> **RECORDS TO PROCESS**
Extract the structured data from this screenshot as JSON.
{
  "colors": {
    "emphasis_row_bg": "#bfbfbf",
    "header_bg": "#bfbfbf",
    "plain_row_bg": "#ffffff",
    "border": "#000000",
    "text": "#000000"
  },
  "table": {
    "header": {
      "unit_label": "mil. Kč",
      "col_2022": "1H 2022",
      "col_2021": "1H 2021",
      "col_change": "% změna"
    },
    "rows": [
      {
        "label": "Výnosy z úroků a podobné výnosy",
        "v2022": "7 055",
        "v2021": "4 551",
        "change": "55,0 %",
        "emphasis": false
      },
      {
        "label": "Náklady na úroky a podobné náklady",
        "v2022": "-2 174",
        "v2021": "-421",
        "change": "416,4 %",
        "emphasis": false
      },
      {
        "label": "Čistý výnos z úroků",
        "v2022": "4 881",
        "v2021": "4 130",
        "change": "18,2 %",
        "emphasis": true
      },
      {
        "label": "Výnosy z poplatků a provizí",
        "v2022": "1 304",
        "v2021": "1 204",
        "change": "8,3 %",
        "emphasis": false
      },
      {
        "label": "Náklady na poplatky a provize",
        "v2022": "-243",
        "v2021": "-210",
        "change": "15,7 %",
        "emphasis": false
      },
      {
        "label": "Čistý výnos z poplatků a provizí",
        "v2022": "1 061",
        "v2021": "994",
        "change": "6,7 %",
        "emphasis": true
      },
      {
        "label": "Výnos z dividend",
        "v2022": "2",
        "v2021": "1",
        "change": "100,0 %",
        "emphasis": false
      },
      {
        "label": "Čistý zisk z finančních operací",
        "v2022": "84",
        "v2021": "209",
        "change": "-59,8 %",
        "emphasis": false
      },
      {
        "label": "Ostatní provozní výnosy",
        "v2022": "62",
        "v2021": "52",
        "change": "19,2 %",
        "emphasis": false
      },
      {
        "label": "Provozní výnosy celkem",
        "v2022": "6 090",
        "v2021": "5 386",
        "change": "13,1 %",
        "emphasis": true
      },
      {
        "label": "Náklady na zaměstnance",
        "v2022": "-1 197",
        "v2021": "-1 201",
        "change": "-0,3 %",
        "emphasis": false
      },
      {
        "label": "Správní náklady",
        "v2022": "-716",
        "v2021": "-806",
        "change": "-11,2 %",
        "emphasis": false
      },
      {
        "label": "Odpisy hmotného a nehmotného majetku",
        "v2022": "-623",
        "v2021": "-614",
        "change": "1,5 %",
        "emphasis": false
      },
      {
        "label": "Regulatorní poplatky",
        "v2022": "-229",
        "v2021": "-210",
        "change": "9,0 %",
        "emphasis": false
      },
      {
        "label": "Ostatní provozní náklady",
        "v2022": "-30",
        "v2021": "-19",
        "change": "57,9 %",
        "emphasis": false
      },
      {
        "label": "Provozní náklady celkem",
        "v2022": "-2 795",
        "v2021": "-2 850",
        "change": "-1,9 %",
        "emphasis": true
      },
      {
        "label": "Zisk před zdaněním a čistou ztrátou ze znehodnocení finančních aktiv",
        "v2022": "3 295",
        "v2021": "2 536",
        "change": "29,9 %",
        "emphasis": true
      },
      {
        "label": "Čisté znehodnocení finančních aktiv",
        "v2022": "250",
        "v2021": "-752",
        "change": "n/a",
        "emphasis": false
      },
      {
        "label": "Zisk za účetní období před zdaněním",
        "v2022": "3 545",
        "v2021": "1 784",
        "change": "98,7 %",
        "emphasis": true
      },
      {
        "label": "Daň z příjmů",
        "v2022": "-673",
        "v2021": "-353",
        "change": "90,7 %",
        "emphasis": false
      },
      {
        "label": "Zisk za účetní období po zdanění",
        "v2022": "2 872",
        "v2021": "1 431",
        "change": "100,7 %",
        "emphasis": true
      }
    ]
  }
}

> **GIVEN PROBLEM**
Filter the listing for the word "Čistý" and copy every line that holds it.

> **RESPONSE**
        "label": "Čistý výnos z úroků",
        "label": "Čistý výnos z poplatků a provizí",
        "label": "Čistý zisk z finančních operací",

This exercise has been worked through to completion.